§ **Problem to solve**
Would you write out the listing verbatim and skip every picture in it?

§ **Data shown**
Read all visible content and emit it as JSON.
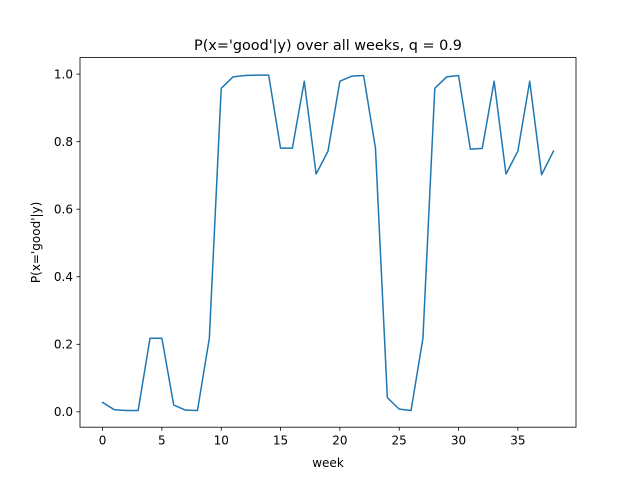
{
  "chart_data": {
    "type": "line",
    "title": "P(x='good'|y) over all weeks, q = 0.9",
    "xlabel": "week",
    "ylabel": "P(x='good'|y)",
    "xlim": [
      -1.9,
      39.9
    ],
    "ylim": [
      -0.0455,
      1.0489
    ],
    "x_ticks": [
      0,
      5,
      10,
      15,
      20,
      25,
      30,
      35
    ],
    "y_ticks": [
      0.0,
      0.2,
      0.4,
      0.6,
      0.8,
      1.0
    ],
    "x_tick_labels": [
      "0",
      "5",
      "10",
      "15",
      "20",
      "25",
      "30",
      "35"
    ],
    "y_tick_labels": [
      "0.0",
      "0.2",
      "0.4",
      "0.6",
      "0.8",
      "1.0"
    ],
    "grid": false,
    "line_color": "#1f77b4",
    "series": [
      {
        "x": [
          0,
          1,
          2,
          3,
          4,
          5,
          6,
          7,
          8,
          9,
          10,
          11,
          12,
          13,
          14,
          15,
          16,
          17,
          18,
          19,
          20,
          21,
          22,
          23,
          24,
          25,
          26,
          27,
          28,
          29,
          30,
          31,
          32,
          33,
          34,
          35,
          36,
          37,
          38
        ],
        "values": [
          0.028,
          0.006,
          0.004,
          0.004,
          0.218,
          0.218,
          0.02,
          0.005,
          0.004,
          0.218,
          0.958,
          0.992,
          0.996,
          0.997,
          0.997,
          0.781,
          0.781,
          0.979,
          0.704,
          0.772,
          0.979,
          0.994,
          0.996,
          0.781,
          0.042,
          0.008,
          0.004,
          0.218,
          0.958,
          0.992,
          0.996,
          0.778,
          0.78,
          0.979,
          0.704,
          0.772,
          0.979,
          0.702,
          0.772
        ]
      }
    ]
  }
}
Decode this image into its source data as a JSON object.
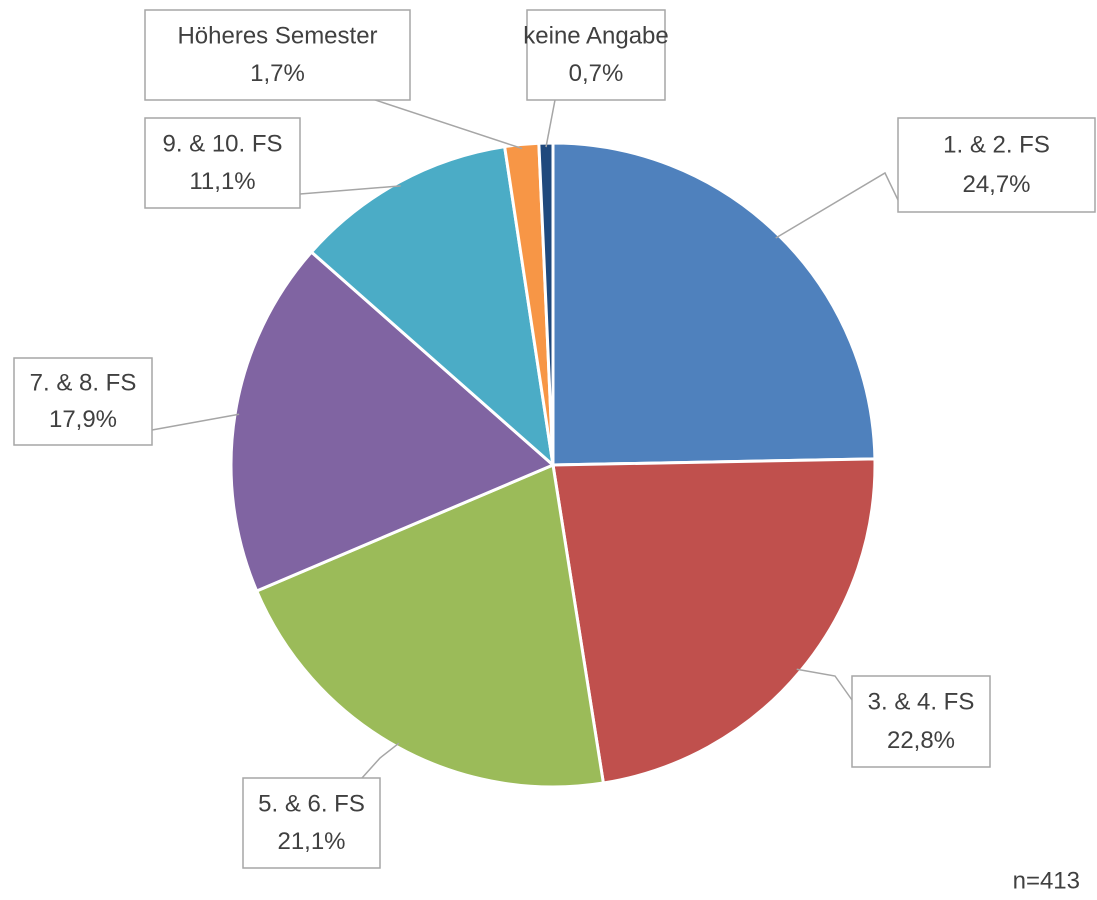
{
  "chart_data": {
    "type": "pie",
    "categories": [
      "1. & 2. FS",
      "3. & 4. FS",
      "5. & 6. FS",
      "7. & 8. FS",
      "9. & 10. FS",
      "Höheres Semester",
      "keine Angabe"
    ],
    "values": [
      24.7,
      22.8,
      21.1,
      17.9,
      11.1,
      1.7,
      0.7
    ],
    "value_labels": [
      "24,7%",
      "22,8%",
      "21,1%",
      "17,9%",
      "11,1%",
      "1,7%",
      "0,7%"
    ],
    "colors": [
      "#4f81bd",
      "#c0504d",
      "#9bbb59",
      "#8064a2",
      "#4bacc6",
      "#f79646",
      "#1f497d"
    ],
    "annotation": "n=413"
  }
}
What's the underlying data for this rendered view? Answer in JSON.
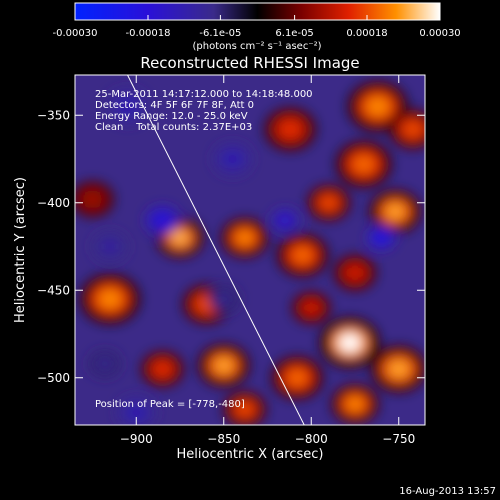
{
  "chart_data": {
    "type": "heatmap",
    "title": "Reconstructed RHESSI Image",
    "xlabel": "Heliocentric X (arcsec)",
    "ylabel": "Heliocentric Y (arcsec)",
    "xlim": [
      -935,
      -735
    ],
    "ylim": [
      -527,
      -327
    ],
    "xticks": [
      -900,
      -850,
      -800,
      -750
    ],
    "yticks": [
      -350,
      -400,
      -450,
      -500
    ],
    "colorbar": {
      "range": [
        -0.0003,
        0.0003
      ],
      "ticks": [
        -0.0003,
        -0.00018,
        -6.1e-05,
        6.1e-05,
        0.00018,
        0.0003
      ],
      "tick_labels": [
        "-0.00030",
        "-0.00018",
        "-6.1e-05",
        "6.1e-05",
        "0.00018",
        "0.00030"
      ],
      "units": "(photons cm⁻² s⁻¹ asec⁻²)"
    },
    "annotations": [
      "25-Mar-2011 14:17:12.000 to 14:18:48.000",
      "Detectors: 4F 5F 6F 7F 8F, Att 0",
      "Energy Range: 12.0 - 25.0 keV",
      "Clean    Total counts: 2.37E+03"
    ],
    "peak_label": "Position of Peak = [-778,-480]",
    "peak_position": [
      -778,
      -480
    ],
    "limb_line": [
      [
        -906,
        -325
      ],
      [
        -804,
        -527
      ]
    ],
    "blobs": [
      {
        "x": -762,
        "y": -345,
        "v": 0.00022,
        "r": 14
      },
      {
        "x": -742,
        "y": -358,
        "v": 0.00018,
        "r": 11
      },
      {
        "x": -812,
        "y": -358,
        "v": 0.00016,
        "r": 12
      },
      {
        "x": -770,
        "y": -378,
        "v": 0.0002,
        "r": 13
      },
      {
        "x": -790,
        "y": -400,
        "v": 0.00018,
        "r": 10
      },
      {
        "x": -752,
        "y": -405,
        "v": 0.00024,
        "r": 12
      },
      {
        "x": -925,
        "y": -398,
        "v": 0.0001,
        "r": 10
      },
      {
        "x": -875,
        "y": -420,
        "v": 0.00025,
        "r": 11
      },
      {
        "x": -838,
        "y": -420,
        "v": 0.00022,
        "r": 11
      },
      {
        "x": -805,
        "y": -430,
        "v": 0.0002,
        "r": 12
      },
      {
        "x": -775,
        "y": -440,
        "v": 0.00014,
        "r": 10
      },
      {
        "x": -915,
        "y": -455,
        "v": 0.00022,
        "r": 14
      },
      {
        "x": -860,
        "y": -458,
        "v": 0.00018,
        "r": 11
      },
      {
        "x": -800,
        "y": -460,
        "v": 0.00014,
        "r": 9
      },
      {
        "x": -778,
        "y": -480,
        "v": 0.0003,
        "r": 14
      },
      {
        "x": -750,
        "y": -495,
        "v": 0.00024,
        "r": 13
      },
      {
        "x": -850,
        "y": -493,
        "v": 0.00024,
        "r": 12
      },
      {
        "x": -885,
        "y": -495,
        "v": 0.00016,
        "r": 10
      },
      {
        "x": -808,
        "y": -500,
        "v": 0.0002,
        "r": 12
      },
      {
        "x": -838,
        "y": -518,
        "v": 0.00018,
        "r": 10
      },
      {
        "x": -775,
        "y": -515,
        "v": 0.00022,
        "r": 11
      },
      {
        "x": -918,
        "y": -492,
        "v": -8e-05,
        "r": 9
      },
      {
        "x": -905,
        "y": -345,
        "v": -0.00012,
        "r": 12
      },
      {
        "x": -885,
        "y": -410,
        "v": -0.00018,
        "r": 10
      },
      {
        "x": -915,
        "y": -425,
        "v": -0.0001,
        "r": 10
      },
      {
        "x": -845,
        "y": -375,
        "v": -0.00012,
        "r": 11
      },
      {
        "x": -815,
        "y": -410,
        "v": -0.00016,
        "r": 8
      },
      {
        "x": -760,
        "y": -420,
        "v": -0.0002,
        "r": 8
      },
      {
        "x": -850,
        "y": -455,
        "v": -8e-05,
        "r": 9
      },
      {
        "x": -900,
        "y": -520,
        "v": -0.00012,
        "r": 11
      }
    ]
  },
  "footer": {
    "date": "16-Aug-2013 13:57"
  }
}
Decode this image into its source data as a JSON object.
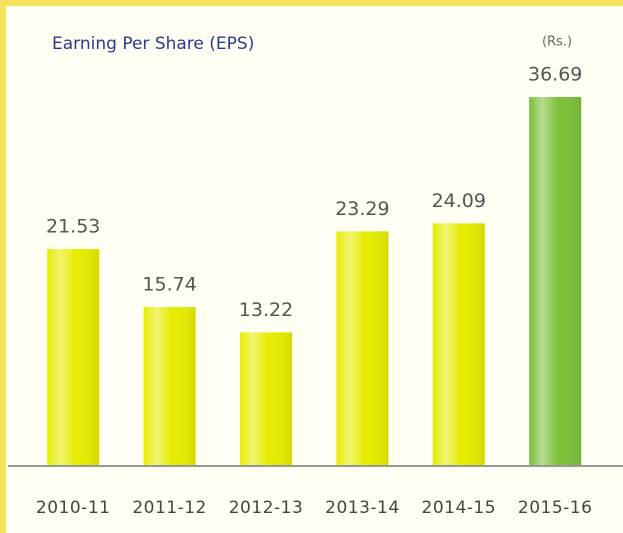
{
  "chart_data": {
    "type": "bar",
    "title": "Earning Per Share (EPS)",
    "unit": "(Rs.)",
    "categories": [
      "2010-11",
      "2011-12",
      "2012-13",
      "2013-14",
      "2014-15",
      "2015-16"
    ],
    "values": [
      21.53,
      15.74,
      13.22,
      23.29,
      24.09,
      36.69
    ],
    "colors": [
      "#e6ec00",
      "#e6ec00",
      "#e6ec00",
      "#e6ec00",
      "#e6ec00",
      "#7cc03a"
    ]
  }
}
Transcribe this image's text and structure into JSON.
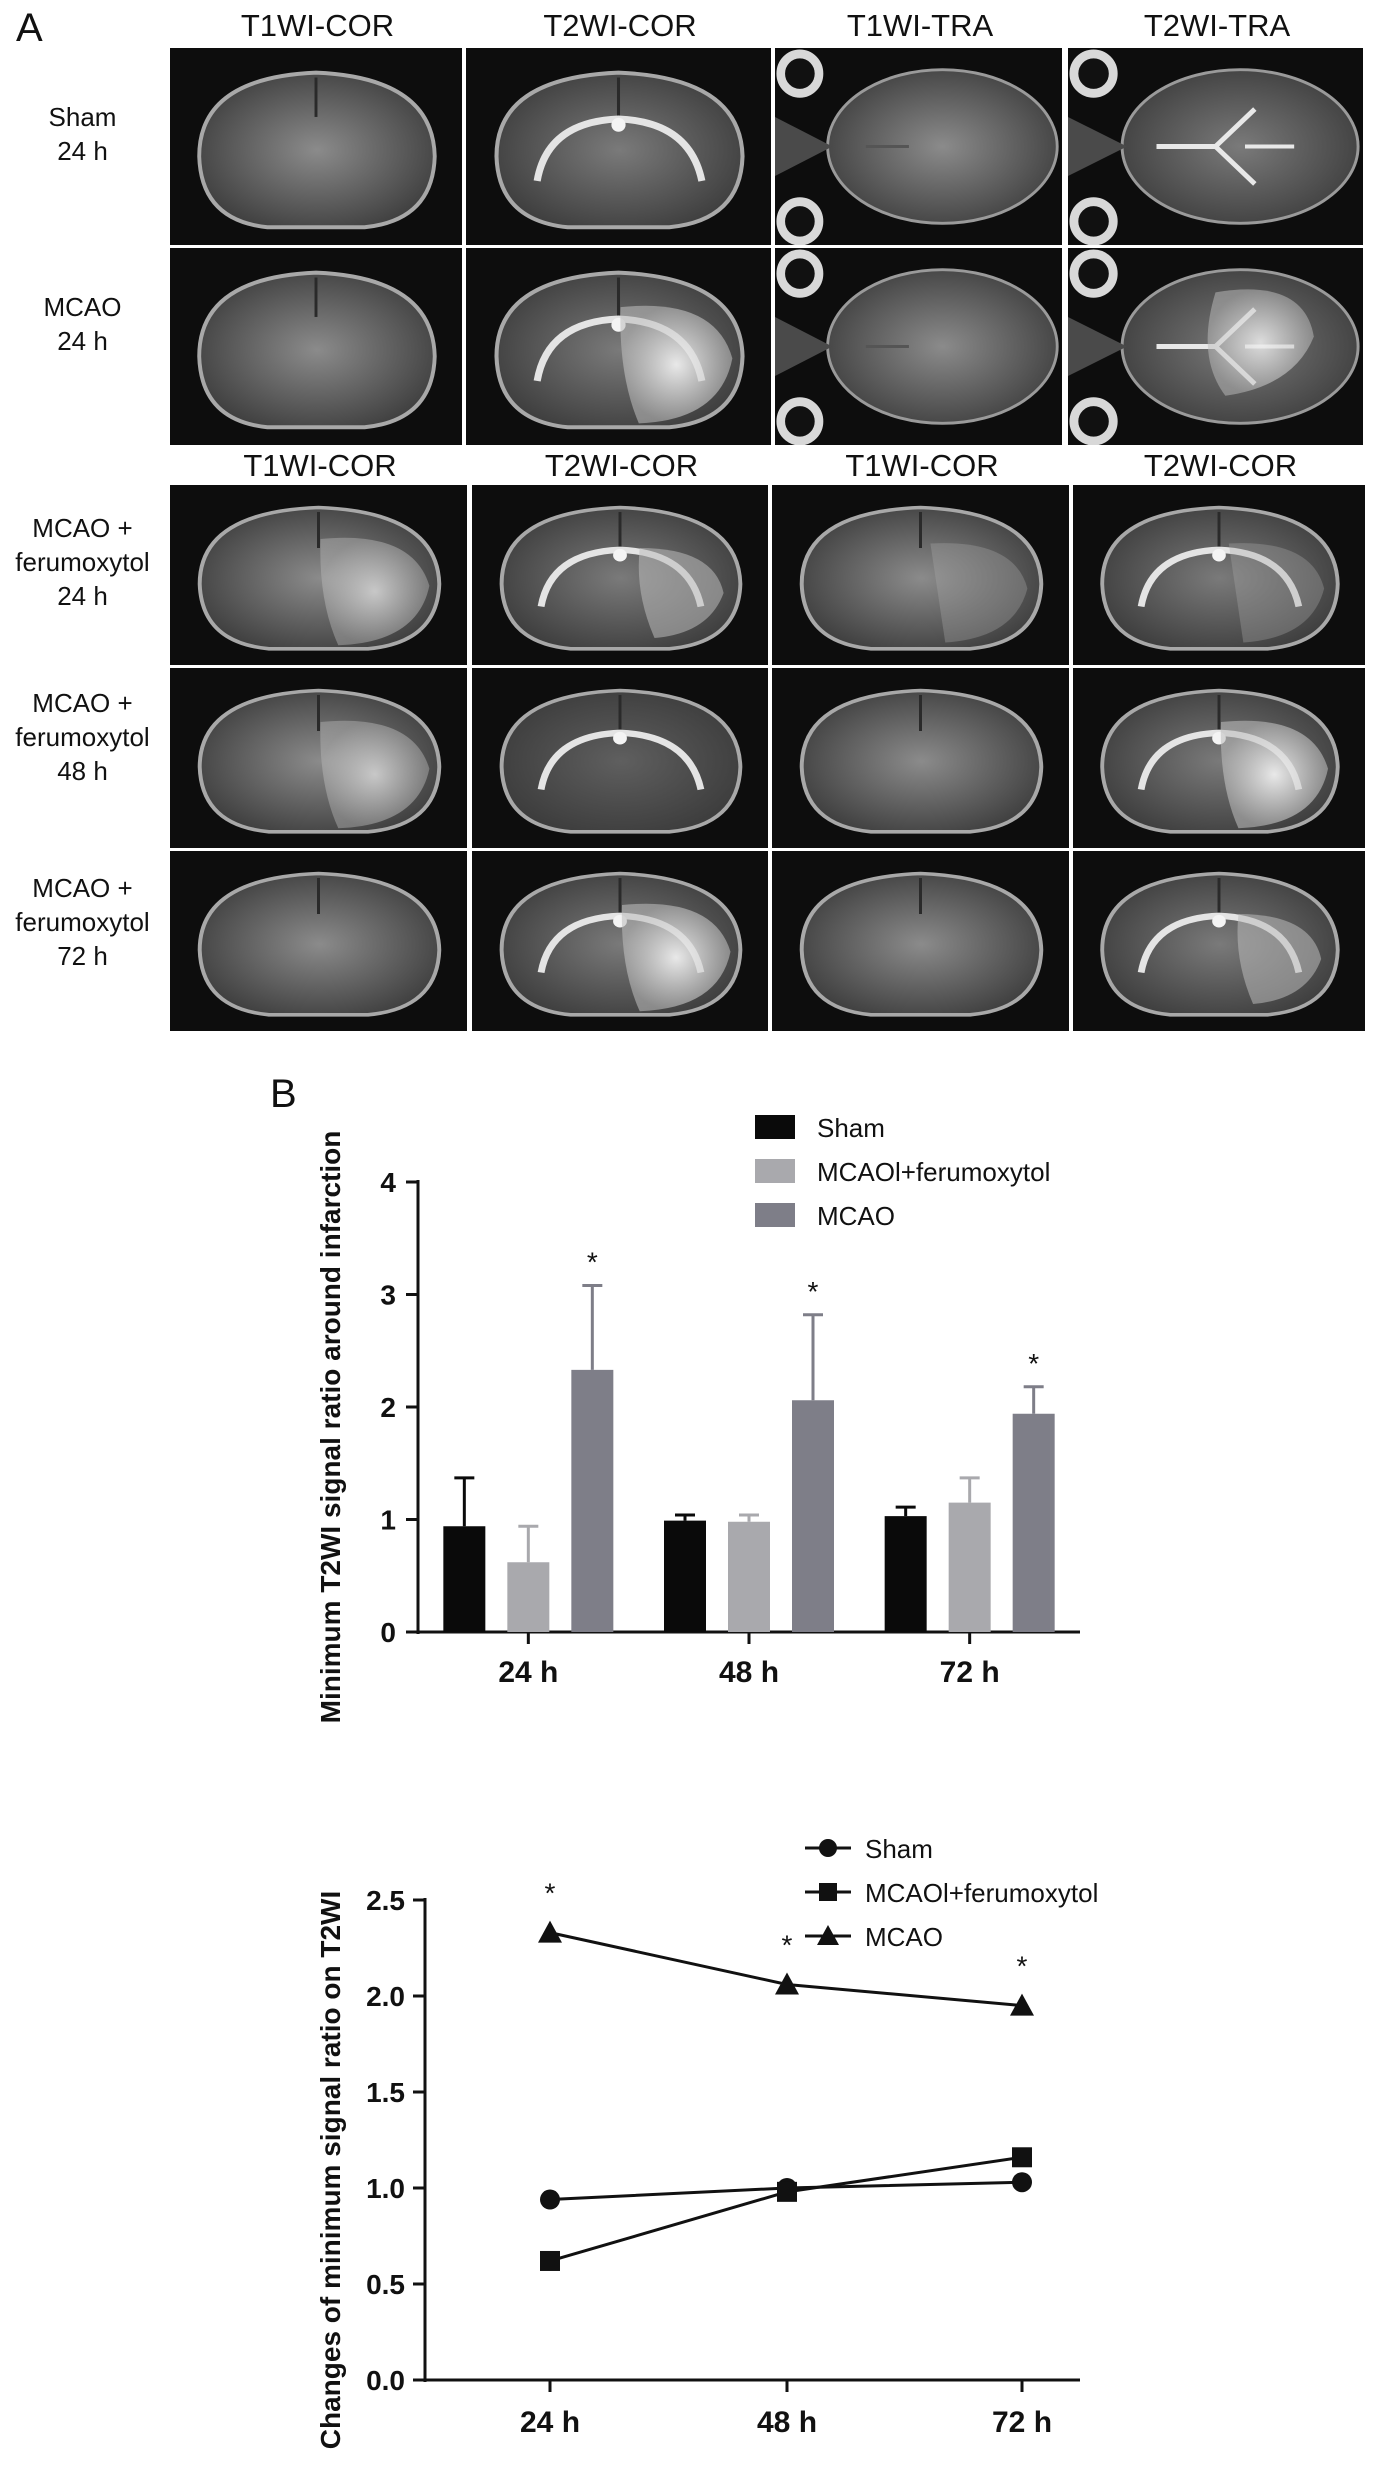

§ **Problem solution**
Read all visible content and emit it as JSON.
{
  "chart_data": {
    "type": "line",
    "title": "P(x='good'|y) over all weeks, q = 0.9",
    "xlabel": "week",
    "ylabel": "P(x='good'|y)",
    "xlim": [
      -1.9,
      39.9
    ],
    "ylim": [
      -0.0455,
      1.0489
    ],
    "x_ticks": [
      0,
      5,
      10,
      15,
      20,
      25,
      30,
      35
    ],
    "y_ticks": [
      0.0,
      0.2,
      0.4,
      0.6,
      0.8,
      1.0
    ],
    "x_tick_labels": [
      "0",
      "5",
      "10",
      "15",
      "20",
      "25",
      "30",
      "35"
    ],
    "y_tick_labels": [
      "0.0",
      "0.2",
      "0.4",
      "0.6",
      "0.8",
      "1.0"
    ],
    "grid": false,
    "line_color": "#1f77b4",
    "series": [
      {
        "x": [
          0,
          1,
          2,
          3,
          4,
          5,
          6,
          7,
          8,
          9,
          10,
          11,
          12,
          13,
          14,
          15,
          16,
          17,
          18,
          19,
          20,
          21,
          22,
          23,
          24,
          25,
          26,
          27,
          28,
          29,
          30,
          31,
          32,
          33,
          34,
          35,
          36,
          37,
          38
        ],
        "values": [
          0.028,
          0.006,
          0.004,
          0.004,
          0.218,
          0.218,
          0.02,
          0.005,
          0.004,
          0.218,
          0.958,
          0.992,
          0.996,
          0.997,
          0.997,
          0.781,
          0.781,
          0.979,
          0.704,
          0.772,
          0.979,
          0.994,
          0.996,
          0.781,
          0.042,
          0.008,
          0.004,
          0.218,
          0.958,
          0.992,
          0.996,
          0.778,
          0.78,
          0.979,
          0.704,
          0.772,
          0.979,
          0.702,
          0.772
        ]
      }
    ]
  }
}
Decode this image into its source data as a JSON object.
{
  "chart_data": {
    "type": "pie",
    "categories": [
      "1. & 2. FS",
      "3. & 4. FS",
      "5. & 6. FS",
      "7. & 8. FS",
      "9. & 10. FS",
      "Höheres Semester",
      "keine Angabe"
    ],
    "values": [
      24.7,
      22.8,
      21.1,
      17.9,
      11.1,
      1.7,
      0.7
    ],
    "value_labels": [
      "24,7%",
      "22,8%",
      "21,1%",
      "17,9%",
      "11,1%",
      "1,7%",
      "0,7%"
    ],
    "colors": [
      "#4f81bd",
      "#c0504d",
      "#9bbb59",
      "#8064a2",
      "#4bacc6",
      "#f79646",
      "#1f497d"
    ],
    "annotation": "n=413"
  }
}
What's the underlying data for this rendered view? Answer in JSON.
{
  "chart_data": {
    "type": "heatmap",
    "title": "Reconstructed RHESSI Image",
    "xlabel": "Heliocentric X (arcsec)",
    "ylabel": "Heliocentric Y (arcsec)",
    "xlim": [
      -935,
      -735
    ],
    "ylim": [
      -527,
      -327
    ],
    "xticks": [
      -900,
      -850,
      -800,
      -750
    ],
    "yticks": [
      -350,
      -400,
      -450,
      -500
    ],
    "colorbar": {
      "range": [
        -0.0003,
        0.0003
      ],
      "ticks": [
        -0.0003,
        -0.00018,
        -6.1e-05,
        6.1e-05,
        0.00018,
        0.0003
      ],
      "tick_labels": [
        "-0.00030",
        "-0.00018",
        "-6.1e-05",
        "6.1e-05",
        "0.00018",
        "0.00030"
      ],
      "units": "(photons cm⁻² s⁻¹ asec⁻²)"
    },
    "annotations": [
      "25-Mar-2011 14:17:12.000 to 14:18:48.000",
      "Detectors: 4F 5F 6F 7F 8F, Att 0",
      "Energy Range: 12.0 - 25.0 keV",
      "Clean    Total counts: 2.37E+03"
    ],
    "peak_label": "Position of Peak = [-778,-480]",
    "peak_position": [
      -778,
      -480
    ],
    "limb_line": [
      [
        -906,
        -325
      ],
      [
        -804,
        -527
      ]
    ],
    "blobs": [
      {
        "x": -762,
        "y": -345,
        "v": 0.00022,
        "r": 14
      },
      {
        "x": -742,
        "y": -358,
        "v": 0.00018,
        "r": 11
      },
      {
        "x": -812,
        "y": -358,
        "v": 0.00016,
        "r": 12
      },
      {
        "x": -770,
        "y": -378,
        "v": 0.0002,
        "r": 13
      },
      {
        "x": -790,
        "y": -400,
        "v": 0.00018,
        "r": 10
      },
      {
        "x": -752,
        "y": -405,
        "v": 0.00024,
        "r": 12
      },
      {
        "x": -925,
        "y": -398,
        "v": 0.0001,
        "r": 10
      },
      {
        "x": -875,
        "y": -420,
        "v": 0.00025,
        "r": 11
      },
      {
        "x": -838,
        "y": -420,
        "v": 0.00022,
        "r": 11
      },
      {
        "x": -805,
        "y": -430,
        "v": 0.0002,
        "r": 12
      },
      {
        "x": -775,
        "y": -440,
        "v": 0.00014,
        "r": 10
      },
      {
        "x": -915,
        "y": -455,
        "v": 0.00022,
        "r": 14
      },
      {
        "x": -860,
        "y": -458,
        "v": 0.00018,
        "r": 11
      },
      {
        "x": -800,
        "y": -460,
        "v": 0.00014,
        "r": 9
      },
      {
        "x": -778,
        "y": -480,
        "v": 0.0003,
        "r": 14
      },
      {
        "x": -750,
        "y": -495,
        "v": 0.00024,
        "r": 13
      },
      {
        "x": -850,
        "y": -493,
        "v": 0.00024,
        "r": 12
      },
      {
        "x": -885,
        "y": -495,
        "v": 0.00016,
        "r": 10
      },
      {
        "x": -808,
        "y": -500,
        "v": 0.0002,
        "r": 12
      },
      {
        "x": -838,
        "y": -518,
        "v": 0.00018,
        "r": 10
      },
      {
        "x": -775,
        "y": -515,
        "v": 0.00022,
        "r": 11
      },
      {
        "x": -918,
        "y": -492,
        "v": -8e-05,
        "r": 9
      },
      {
        "x": -905,
        "y": -345,
        "v": -0.00012,
        "r": 12
      },
      {
        "x": -885,
        "y": -410,
        "v": -0.00018,
        "r": 10
      },
      {
        "x": -915,
        "y": -425,
        "v": -0.0001,
        "r": 10
      },
      {
        "x": -845,
        "y": -375,
        "v": -0.00012,
        "r": 11
      },
      {
        "x": -815,
        "y": -410,
        "v": -0.00016,
        "r": 8
      },
      {
        "x": -760,
        "y": -420,
        "v": -0.0002,
        "r": 8
      },
      {
        "x": -850,
        "y": -455,
        "v": -8e-05,
        "r": 9
      },
      {
        "x": -900,
        "y": -520,
        "v": -0.00012,
        "r": 11
      }
    ]
  },
  "footer": {
    "date": "16-Aug-2013 13:57"
  }
}
Decode this image into its source data as a JSON object.
{
  "chart_data": {
    "type": "bar",
    "title": "Earning Per Share (EPS)",
    "unit": "(Rs.)",
    "categories": [
      "2010-11",
      "2011-12",
      "2012-13",
      "2013-14",
      "2014-15",
      "2015-16"
    ],
    "values": [
      21.53,
      15.74,
      13.22,
      23.29,
      24.09,
      36.69
    ],
    "colors": [
      "#e6ec00",
      "#e6ec00",
      "#e6ec00",
      "#e6ec00",
      "#e6ec00",
      "#7cc03a"
    ]
  }
}
Transcribe this image's text and structure into JSON.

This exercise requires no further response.